═════ Extracted information ═════

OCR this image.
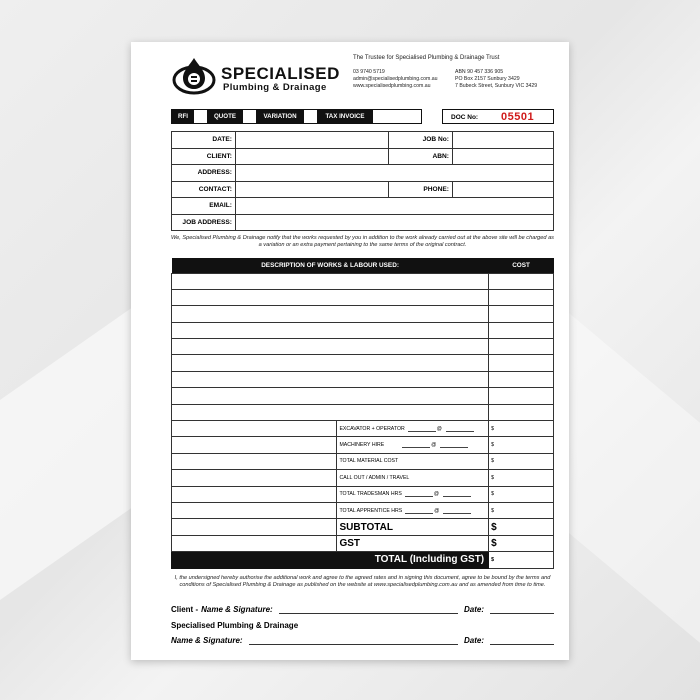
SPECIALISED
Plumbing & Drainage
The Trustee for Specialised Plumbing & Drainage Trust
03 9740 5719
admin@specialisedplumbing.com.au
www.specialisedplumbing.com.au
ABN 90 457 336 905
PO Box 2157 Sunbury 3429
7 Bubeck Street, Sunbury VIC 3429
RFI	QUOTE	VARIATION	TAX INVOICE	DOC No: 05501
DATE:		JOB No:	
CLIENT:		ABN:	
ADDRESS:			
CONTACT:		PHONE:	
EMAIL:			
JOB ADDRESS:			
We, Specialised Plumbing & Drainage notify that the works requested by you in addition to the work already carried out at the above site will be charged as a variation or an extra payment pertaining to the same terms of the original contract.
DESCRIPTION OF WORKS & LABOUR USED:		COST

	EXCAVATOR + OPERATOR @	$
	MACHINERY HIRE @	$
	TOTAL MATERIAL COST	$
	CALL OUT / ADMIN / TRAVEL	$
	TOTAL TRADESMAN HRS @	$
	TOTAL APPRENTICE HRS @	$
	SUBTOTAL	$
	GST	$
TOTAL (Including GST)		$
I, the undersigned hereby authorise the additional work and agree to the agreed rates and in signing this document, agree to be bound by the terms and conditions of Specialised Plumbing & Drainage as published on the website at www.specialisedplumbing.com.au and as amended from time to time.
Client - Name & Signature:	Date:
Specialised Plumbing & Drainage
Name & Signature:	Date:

═════

Quote the data above in full and without alteration; skip the pictures.

_Full solution_
OCR this image.
SPECIALISED
Plumbing & Drainage
The Trustee for Specialised Plumbing & Drainage Trust
03 9740 5719
admin@specialisedplumbing.com.au
www.specialisedplumbing.com.au
ABN 90 457 336 905
PO Box 2157 Sunbury 3429
7 Bubeck Street, Sunbury VIC 3429
RFI	QUOTE	VARIATION	TAX INVOICE	DOC No: 05501
DATE:		JOB No:	
CLIENT:		ABN:	
ADDRESS:			
CONTACT:		PHONE:	
EMAIL:			
JOB ADDRESS:			
We, Specialised Plumbing & Drainage notify that the works requested by you in addition to the work already carried out at the above site will be charged as a variation or an extra payment pertaining to the same terms of the original contract.
DESCRIPTION OF WORKS & LABOUR USED:		COST

	EXCAVATOR + OPERATOR @	$
	MACHINERY HIRE @	$
	TOTAL MATERIAL COST	$
	CALL OUT / ADMIN / TRAVEL	$
	TOTAL TRADESMAN HRS @	$
	TOTAL APPRENTICE HRS @	$
	SUBTOTAL	$
	GST	$
TOTAL (Including GST)		$
I, the undersigned hereby authorise the additional work and agree to the agreed rates and in signing this document, agree to be bound by the terms and conditions of Specialised Plumbing & Drainage as published on the website at www.specialisedplumbing.com.au and as amended from time to time.
Client - Name & Signature:	Date:
Specialised Plumbing & Drainage
Name & Signature:	Date:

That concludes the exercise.